Exercise materials:
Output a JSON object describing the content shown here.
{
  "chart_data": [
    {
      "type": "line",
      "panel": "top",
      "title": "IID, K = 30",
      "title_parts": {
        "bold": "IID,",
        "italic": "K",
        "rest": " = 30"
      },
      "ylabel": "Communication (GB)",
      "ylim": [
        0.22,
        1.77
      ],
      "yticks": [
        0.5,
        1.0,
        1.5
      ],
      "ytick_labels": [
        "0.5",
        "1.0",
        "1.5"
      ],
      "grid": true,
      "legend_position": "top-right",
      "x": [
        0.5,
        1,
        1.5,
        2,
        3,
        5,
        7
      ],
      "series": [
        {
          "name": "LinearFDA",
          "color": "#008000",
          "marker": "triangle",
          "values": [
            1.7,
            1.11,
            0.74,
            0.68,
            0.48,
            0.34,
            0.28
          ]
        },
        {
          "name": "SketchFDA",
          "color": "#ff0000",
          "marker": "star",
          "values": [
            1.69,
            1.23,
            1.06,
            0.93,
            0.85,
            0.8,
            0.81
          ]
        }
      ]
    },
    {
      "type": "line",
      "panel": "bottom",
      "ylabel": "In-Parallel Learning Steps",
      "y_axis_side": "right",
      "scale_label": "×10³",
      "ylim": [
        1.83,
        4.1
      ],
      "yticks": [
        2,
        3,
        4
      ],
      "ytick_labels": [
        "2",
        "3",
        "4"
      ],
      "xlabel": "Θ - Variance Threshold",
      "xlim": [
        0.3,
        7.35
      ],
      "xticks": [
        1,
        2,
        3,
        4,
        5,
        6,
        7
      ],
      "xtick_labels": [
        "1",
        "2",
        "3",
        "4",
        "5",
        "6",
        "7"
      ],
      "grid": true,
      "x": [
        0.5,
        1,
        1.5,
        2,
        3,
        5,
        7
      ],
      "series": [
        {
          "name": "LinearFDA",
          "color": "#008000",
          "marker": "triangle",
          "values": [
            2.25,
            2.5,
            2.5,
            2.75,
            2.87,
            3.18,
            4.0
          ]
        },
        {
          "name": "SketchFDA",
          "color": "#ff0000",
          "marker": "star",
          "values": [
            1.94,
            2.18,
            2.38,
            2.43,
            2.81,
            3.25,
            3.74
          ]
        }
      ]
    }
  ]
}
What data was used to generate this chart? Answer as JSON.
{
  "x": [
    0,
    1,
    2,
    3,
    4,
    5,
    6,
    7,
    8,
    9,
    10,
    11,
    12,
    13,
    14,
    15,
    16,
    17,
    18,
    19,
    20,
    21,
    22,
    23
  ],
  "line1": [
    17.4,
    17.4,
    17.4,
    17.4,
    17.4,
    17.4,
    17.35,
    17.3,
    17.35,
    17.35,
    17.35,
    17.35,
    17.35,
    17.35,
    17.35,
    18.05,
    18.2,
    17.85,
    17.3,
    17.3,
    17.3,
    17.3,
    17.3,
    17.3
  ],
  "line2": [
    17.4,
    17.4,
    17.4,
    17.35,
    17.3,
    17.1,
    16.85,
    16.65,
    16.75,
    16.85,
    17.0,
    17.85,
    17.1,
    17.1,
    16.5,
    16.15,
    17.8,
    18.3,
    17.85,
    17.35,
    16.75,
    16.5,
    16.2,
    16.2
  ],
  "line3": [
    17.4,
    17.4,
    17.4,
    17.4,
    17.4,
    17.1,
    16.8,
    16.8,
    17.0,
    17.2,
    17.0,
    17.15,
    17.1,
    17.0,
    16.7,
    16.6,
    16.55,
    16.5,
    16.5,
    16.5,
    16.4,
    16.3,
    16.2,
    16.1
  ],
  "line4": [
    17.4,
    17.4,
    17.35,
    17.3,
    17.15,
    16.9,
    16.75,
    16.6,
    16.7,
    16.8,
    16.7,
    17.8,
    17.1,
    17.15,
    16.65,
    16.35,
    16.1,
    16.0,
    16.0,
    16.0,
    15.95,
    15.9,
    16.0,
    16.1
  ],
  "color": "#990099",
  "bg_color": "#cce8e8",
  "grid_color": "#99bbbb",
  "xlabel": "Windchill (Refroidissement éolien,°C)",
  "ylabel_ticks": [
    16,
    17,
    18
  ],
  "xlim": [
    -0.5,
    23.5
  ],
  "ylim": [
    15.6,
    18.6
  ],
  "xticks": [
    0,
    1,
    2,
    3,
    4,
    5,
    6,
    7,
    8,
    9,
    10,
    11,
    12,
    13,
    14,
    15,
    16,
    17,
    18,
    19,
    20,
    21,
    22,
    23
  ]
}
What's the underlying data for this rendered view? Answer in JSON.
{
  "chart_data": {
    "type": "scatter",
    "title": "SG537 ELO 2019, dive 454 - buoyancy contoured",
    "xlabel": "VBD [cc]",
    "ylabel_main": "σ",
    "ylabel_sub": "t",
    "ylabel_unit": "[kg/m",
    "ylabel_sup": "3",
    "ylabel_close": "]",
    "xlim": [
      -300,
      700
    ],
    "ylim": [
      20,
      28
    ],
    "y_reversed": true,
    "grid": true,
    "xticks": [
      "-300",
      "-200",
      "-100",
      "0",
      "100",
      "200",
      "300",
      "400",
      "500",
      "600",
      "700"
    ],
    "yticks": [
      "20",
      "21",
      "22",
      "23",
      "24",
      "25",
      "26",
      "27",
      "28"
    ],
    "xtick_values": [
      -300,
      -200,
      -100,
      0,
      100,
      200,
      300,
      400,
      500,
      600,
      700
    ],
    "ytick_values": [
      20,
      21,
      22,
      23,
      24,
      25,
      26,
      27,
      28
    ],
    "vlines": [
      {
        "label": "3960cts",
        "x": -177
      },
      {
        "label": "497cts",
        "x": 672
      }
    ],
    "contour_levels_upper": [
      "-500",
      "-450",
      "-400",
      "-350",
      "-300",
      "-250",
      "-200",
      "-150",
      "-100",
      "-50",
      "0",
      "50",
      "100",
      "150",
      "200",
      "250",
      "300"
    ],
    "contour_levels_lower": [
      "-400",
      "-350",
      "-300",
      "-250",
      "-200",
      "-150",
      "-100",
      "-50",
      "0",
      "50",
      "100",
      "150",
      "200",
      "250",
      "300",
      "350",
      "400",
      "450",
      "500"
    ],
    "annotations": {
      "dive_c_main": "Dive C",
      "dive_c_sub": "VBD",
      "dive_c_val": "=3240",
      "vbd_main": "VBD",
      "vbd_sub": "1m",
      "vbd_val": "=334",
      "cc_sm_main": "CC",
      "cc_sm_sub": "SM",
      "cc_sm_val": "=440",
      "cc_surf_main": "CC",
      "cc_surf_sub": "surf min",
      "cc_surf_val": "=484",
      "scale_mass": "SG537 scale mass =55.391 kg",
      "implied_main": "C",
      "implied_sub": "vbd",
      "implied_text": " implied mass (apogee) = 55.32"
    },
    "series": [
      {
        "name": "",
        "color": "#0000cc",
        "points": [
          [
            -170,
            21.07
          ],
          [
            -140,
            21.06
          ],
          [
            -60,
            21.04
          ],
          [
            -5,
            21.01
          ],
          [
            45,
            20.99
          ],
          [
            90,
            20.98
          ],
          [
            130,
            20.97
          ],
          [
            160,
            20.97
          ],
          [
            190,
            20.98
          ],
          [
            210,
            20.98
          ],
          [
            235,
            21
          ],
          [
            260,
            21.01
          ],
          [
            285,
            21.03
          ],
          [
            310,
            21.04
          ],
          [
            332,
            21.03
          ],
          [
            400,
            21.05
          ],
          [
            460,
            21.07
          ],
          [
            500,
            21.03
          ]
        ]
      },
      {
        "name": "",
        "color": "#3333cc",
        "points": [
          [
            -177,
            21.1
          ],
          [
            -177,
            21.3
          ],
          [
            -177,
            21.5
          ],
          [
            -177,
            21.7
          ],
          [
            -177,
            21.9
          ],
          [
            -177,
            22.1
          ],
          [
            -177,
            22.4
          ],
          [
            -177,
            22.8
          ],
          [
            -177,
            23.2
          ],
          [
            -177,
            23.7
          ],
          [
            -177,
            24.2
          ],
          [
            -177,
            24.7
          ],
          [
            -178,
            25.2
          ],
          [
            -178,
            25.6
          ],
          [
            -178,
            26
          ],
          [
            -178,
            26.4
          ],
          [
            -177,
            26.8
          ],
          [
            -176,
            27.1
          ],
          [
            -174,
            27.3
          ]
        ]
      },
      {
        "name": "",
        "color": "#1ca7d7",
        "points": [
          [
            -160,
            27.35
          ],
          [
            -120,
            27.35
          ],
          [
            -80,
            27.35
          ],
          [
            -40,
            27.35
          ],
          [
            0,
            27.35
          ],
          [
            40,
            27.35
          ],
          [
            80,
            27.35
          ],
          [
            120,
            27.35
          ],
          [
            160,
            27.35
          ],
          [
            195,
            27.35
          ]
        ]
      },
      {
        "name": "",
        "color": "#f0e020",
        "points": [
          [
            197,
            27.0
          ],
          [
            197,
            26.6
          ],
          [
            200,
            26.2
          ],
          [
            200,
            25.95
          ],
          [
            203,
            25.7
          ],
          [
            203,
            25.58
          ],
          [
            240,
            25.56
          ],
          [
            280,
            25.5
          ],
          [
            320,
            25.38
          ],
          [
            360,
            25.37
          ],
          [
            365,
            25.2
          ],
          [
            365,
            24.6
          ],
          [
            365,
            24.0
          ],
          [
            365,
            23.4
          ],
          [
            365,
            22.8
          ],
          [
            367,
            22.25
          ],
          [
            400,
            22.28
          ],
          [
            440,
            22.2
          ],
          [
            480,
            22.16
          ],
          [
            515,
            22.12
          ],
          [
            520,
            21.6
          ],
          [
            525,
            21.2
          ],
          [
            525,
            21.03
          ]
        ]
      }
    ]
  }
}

Instructions for the task: Using the listing above, show each line holding the string "xlabel".

The output:
      "xlabel": "Θ - Variance Threshold",
  "xlabel": "Windchill (Refroidissement éolien,°C)",
    "xlabel": "VBD [cc]",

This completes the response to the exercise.